WHAT YOU HAVE TO DO —
In this exercise, reproduce all the entries that follow exactly.

DATA RECORDS —
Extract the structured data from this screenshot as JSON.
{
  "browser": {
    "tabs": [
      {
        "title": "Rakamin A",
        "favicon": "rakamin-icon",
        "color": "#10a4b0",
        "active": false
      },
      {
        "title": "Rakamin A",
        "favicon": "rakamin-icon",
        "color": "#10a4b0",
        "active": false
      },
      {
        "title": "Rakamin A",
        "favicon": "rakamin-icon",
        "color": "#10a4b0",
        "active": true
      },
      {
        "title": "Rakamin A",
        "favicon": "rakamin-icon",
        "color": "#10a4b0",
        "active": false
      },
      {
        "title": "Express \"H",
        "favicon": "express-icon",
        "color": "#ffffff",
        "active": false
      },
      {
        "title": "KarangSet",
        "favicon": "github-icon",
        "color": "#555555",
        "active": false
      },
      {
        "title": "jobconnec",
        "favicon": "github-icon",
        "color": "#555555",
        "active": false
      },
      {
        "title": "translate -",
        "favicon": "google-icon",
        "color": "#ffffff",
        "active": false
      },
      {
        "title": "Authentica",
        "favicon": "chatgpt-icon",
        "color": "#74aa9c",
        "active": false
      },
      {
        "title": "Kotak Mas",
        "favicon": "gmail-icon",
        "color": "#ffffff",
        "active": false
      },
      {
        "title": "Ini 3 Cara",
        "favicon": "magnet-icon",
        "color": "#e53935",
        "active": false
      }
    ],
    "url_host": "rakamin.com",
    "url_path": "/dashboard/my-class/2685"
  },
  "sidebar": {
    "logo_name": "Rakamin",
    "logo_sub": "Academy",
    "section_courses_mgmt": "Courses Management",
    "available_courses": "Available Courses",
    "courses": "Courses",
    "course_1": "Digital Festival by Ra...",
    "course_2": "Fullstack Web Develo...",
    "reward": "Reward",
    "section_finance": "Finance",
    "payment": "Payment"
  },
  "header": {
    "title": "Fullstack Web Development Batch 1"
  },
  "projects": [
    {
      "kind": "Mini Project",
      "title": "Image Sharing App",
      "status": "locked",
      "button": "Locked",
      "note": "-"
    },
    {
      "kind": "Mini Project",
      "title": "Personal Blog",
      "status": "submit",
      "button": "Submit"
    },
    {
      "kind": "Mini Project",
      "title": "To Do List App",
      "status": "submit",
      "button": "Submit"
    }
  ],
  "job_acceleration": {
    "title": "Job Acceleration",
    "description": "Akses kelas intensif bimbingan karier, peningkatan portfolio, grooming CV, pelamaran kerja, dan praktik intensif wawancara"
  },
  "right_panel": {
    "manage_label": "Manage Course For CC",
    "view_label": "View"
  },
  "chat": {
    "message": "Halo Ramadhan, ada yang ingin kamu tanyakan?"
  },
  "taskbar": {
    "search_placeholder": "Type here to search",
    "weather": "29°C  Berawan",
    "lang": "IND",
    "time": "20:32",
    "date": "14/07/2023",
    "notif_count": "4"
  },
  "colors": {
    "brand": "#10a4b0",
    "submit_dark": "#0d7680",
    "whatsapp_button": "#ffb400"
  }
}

EXERCISE SOLUTION —
Extract the structured data from this screenshot as JSON.
{
  "browser": {
    "tabs": [
      {
        "title": "Rakamin A",
        "favicon": "rakamin-icon",
        "color": "#10a4b0",
        "active": false
      },
      {
        "title": "Rakamin A",
        "favicon": "rakamin-icon",
        "color": "#10a4b0",
        "active": false
      },
      {
        "title": "Rakamin A",
        "favicon": "rakamin-icon",
        "color": "#10a4b0",
        "active": true
      },
      {
        "title": "Rakamin A",
        "favicon": "rakamin-icon",
        "color": "#10a4b0",
        "active": false
      },
      {
        "title": "Express \"H",
        "favicon": "express-icon",
        "color": "#ffffff",
        "active": false
      },
      {
        "title": "KarangSet",
        "favicon": "github-icon",
        "color": "#555555",
        "active": false
      },
      {
        "title": "jobconnec",
        "favicon": "github-icon",
        "color": "#555555",
        "active": false
      },
      {
        "title": "translate -",
        "favicon": "google-icon",
        "color": "#ffffff",
        "active": false
      },
      {
        "title": "Authentica",
        "favicon": "chatgpt-icon",
        "color": "#74aa9c",
        "active": false
      },
      {
        "title": "Kotak Mas",
        "favicon": "gmail-icon",
        "color": "#ffffff",
        "active": false
      },
      {
        "title": "Ini 3 Cara",
        "favicon": "magnet-icon",
        "color": "#e53935",
        "active": false
      }
    ],
    "url_host": "rakamin.com",
    "url_path": "/dashboard/my-class/2685"
  },
  "sidebar": {
    "logo_name": "Rakamin",
    "logo_sub": "Academy",
    "section_courses_mgmt": "Courses Management",
    "available_courses": "Available Courses",
    "courses": "Courses",
    "course_1": "Digital Festival by Ra...",
    "course_2": "Fullstack Web Develo...",
    "reward": "Reward",
    "section_finance": "Finance",
    "payment": "Payment"
  },
  "header": {
    "title": "Fullstack Web Development Batch 1"
  },
  "projects": [
    {
      "kind": "Mini Project",
      "title": "Image Sharing App",
      "status": "locked",
      "button": "Locked",
      "note": "-"
    },
    {
      "kind": "Mini Project",
      "title": "Personal Blog",
      "status": "submit",
      "button": "Submit"
    },
    {
      "kind": "Mini Project",
      "title": "To Do List App",
      "status": "submit",
      "button": "Submit"
    }
  ],
  "job_acceleration": {
    "title": "Job Acceleration",
    "description": "Akses kelas intensif bimbingan karier, peningkatan portfolio, grooming CV, pelamaran kerja, dan praktik intensif wawancara"
  },
  "right_panel": {
    "manage_label": "Manage Course For CC",
    "view_label": "View"
  },
  "chat": {
    "message": "Halo Ramadhan, ada yang ingin kamu tanyakan?"
  },
  "taskbar": {
    "search_placeholder": "Type here to search",
    "weather": "29°C  Berawan",
    "lang": "IND",
    "time": "20:32",
    "date": "14/07/2023",
    "notif_count": "4"
  },
  "colors": {
    "brand": "#10a4b0",
    "submit_dark": "#0d7680",
    "whatsapp_button": "#ffb400"
  }
}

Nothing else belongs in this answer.